Copy each line of the material below that includes the string "российских".

++++++

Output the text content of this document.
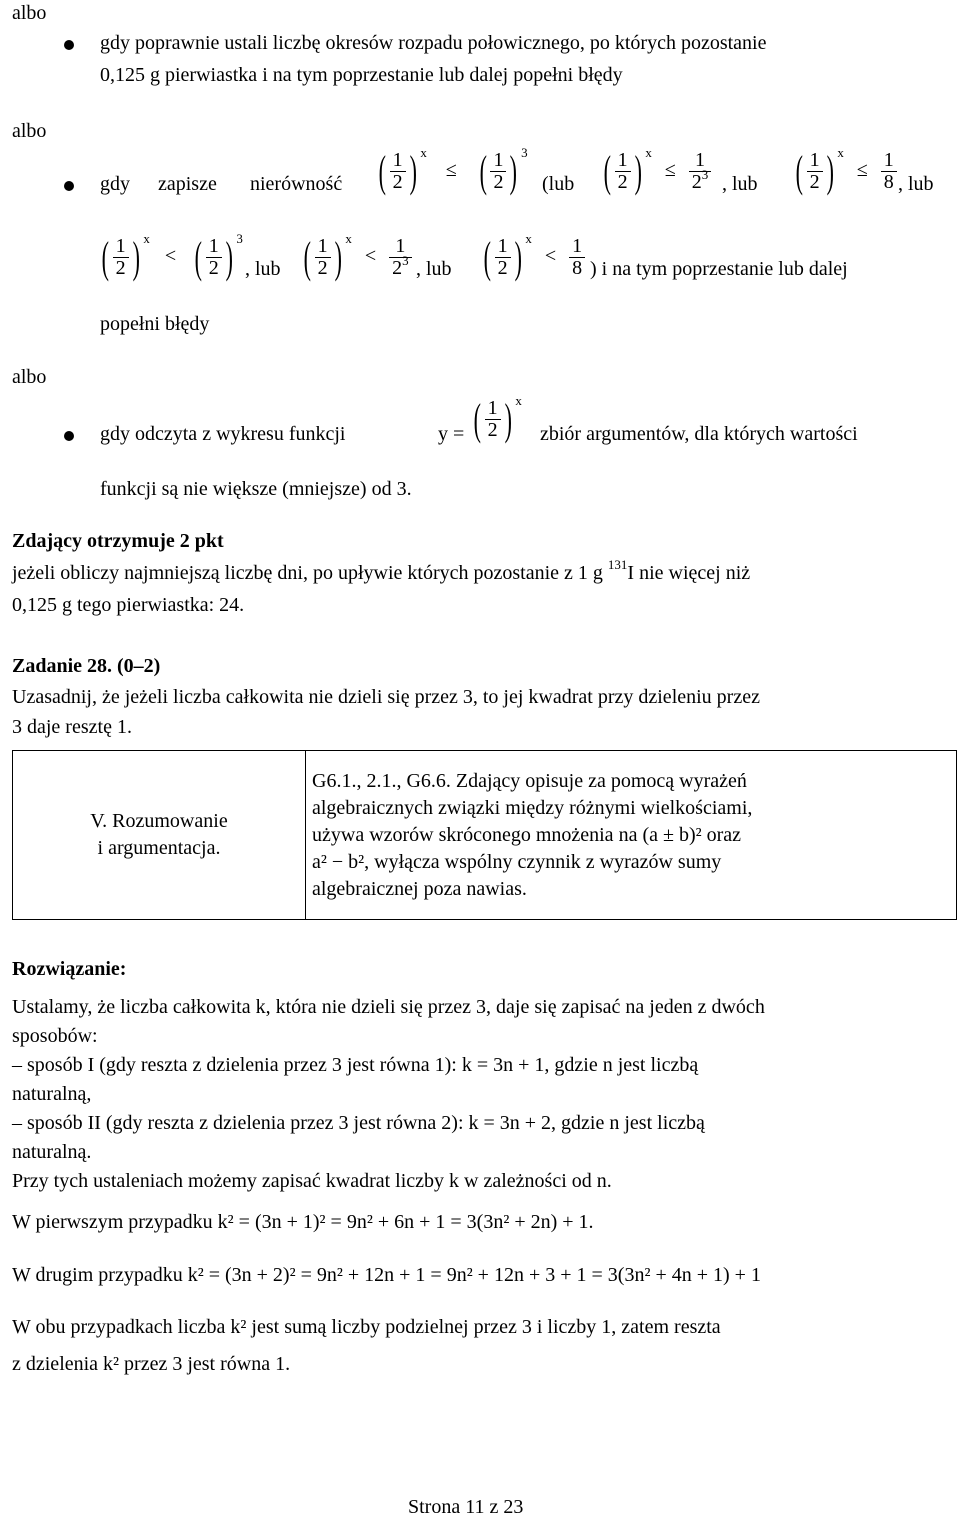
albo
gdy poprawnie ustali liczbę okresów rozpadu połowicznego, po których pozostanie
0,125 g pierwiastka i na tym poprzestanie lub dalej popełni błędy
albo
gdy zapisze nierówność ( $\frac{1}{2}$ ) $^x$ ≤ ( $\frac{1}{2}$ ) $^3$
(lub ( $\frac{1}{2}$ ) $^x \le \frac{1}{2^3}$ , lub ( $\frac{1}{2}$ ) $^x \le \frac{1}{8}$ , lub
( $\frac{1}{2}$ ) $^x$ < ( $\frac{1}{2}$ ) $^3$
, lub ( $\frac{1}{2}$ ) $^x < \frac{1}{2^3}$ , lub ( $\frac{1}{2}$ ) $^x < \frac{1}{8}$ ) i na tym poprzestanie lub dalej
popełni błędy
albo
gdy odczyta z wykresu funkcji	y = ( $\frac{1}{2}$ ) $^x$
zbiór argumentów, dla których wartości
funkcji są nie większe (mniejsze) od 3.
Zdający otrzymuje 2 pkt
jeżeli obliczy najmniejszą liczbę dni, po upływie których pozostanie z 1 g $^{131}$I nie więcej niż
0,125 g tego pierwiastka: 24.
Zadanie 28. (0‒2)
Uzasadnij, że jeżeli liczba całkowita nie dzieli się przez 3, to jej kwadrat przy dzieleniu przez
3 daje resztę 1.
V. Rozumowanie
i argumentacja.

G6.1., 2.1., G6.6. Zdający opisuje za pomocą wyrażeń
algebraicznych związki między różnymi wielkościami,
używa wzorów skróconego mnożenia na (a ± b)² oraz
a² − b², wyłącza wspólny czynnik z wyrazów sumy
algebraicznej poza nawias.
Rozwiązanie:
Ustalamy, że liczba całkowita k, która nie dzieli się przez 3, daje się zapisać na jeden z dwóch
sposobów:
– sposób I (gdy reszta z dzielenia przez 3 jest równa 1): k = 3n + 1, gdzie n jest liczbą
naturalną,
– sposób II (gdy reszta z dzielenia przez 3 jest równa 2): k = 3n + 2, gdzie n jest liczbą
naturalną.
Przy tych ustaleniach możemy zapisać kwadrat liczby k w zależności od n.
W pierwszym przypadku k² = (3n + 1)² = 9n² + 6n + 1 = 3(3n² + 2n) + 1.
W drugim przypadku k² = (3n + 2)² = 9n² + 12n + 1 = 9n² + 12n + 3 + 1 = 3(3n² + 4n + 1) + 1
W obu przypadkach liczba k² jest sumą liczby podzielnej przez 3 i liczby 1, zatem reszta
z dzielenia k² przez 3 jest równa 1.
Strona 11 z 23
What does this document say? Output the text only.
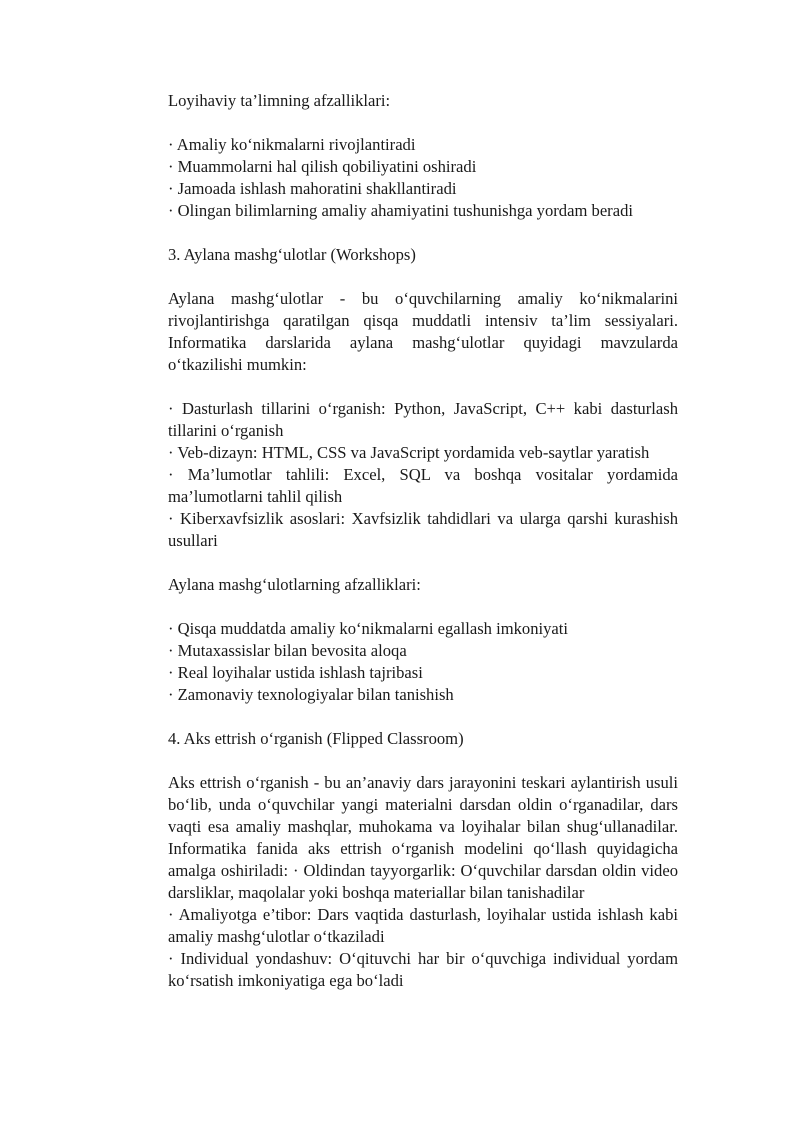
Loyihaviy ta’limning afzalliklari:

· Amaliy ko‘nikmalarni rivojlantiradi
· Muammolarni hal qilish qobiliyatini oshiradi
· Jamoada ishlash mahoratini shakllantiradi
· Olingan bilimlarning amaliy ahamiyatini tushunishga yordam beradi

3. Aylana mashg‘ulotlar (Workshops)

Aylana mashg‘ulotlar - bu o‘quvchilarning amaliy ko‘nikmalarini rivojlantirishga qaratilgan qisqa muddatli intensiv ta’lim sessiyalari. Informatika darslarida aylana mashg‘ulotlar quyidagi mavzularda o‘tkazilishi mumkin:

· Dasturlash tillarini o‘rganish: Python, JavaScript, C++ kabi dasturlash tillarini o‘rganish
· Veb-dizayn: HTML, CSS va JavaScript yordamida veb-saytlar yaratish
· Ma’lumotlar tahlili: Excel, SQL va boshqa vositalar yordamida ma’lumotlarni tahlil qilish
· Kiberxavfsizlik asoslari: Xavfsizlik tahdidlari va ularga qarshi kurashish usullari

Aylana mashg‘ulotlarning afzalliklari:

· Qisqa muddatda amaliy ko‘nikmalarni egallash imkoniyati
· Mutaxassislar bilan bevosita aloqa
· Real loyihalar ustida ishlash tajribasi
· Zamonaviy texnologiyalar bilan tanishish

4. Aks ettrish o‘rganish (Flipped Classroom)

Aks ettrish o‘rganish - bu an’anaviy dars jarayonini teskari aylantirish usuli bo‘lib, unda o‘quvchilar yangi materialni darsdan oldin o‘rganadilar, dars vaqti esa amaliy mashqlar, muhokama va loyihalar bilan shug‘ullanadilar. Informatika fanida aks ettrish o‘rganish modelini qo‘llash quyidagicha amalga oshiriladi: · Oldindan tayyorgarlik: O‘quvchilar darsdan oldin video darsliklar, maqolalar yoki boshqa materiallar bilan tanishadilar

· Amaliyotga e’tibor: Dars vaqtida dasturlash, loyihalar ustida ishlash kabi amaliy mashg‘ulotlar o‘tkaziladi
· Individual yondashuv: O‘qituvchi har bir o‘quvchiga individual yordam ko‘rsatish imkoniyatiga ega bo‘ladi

++++++

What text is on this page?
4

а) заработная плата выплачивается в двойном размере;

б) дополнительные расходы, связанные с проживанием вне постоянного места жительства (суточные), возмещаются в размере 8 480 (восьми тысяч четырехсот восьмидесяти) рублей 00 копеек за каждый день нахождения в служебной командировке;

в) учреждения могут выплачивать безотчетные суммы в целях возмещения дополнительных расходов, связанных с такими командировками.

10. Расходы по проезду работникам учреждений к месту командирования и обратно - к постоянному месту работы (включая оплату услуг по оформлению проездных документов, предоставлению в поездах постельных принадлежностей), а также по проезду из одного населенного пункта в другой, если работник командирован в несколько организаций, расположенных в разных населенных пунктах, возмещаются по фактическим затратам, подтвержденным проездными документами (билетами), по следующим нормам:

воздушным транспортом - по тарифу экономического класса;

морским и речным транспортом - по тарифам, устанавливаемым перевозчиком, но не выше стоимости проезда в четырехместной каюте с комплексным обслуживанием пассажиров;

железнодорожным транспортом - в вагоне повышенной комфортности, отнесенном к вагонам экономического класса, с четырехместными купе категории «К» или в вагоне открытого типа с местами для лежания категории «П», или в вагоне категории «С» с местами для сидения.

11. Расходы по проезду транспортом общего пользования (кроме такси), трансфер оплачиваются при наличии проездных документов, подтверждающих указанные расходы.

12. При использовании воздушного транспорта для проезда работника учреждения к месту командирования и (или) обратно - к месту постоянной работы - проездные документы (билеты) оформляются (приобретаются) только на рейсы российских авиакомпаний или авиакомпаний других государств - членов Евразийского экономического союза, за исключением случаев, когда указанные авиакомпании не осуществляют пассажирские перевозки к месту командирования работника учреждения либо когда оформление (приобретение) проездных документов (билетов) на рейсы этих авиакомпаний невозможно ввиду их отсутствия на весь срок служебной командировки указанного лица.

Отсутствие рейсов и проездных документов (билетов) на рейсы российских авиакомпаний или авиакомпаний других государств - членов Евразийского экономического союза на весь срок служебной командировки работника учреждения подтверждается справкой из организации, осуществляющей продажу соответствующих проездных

++++++

Task answer:
12. При использовании воздушного транспорта для проезда работника учреждения к месту командирования и (или) обратно - к месту постоянной работы - проездные документы (билеты) оформляются (приобретаются) только на рейсы российских авиакомпаний или авиакомпаний других государств - членов Евразийского экономического союза, за исключением случаев, когда указанные авиакомпании не осуществляют пассажирские перевозки к месту командирования работника учреждения либо когда оформление (приобретение) проездных документов (билетов) на рейсы этих авиакомпаний невозможно ввиду их отсутствия на весь срок служебной командировки указанного лица.
Отсутствие рейсов и проездных документов (билетов) на рейсы российских авиакомпаний или авиакомпаний других государств - членов Евразийского экономического союза на весь срок служебной командировки работника учреждения подтверждается справкой из организации, осуществляющей продажу соответствующих проездных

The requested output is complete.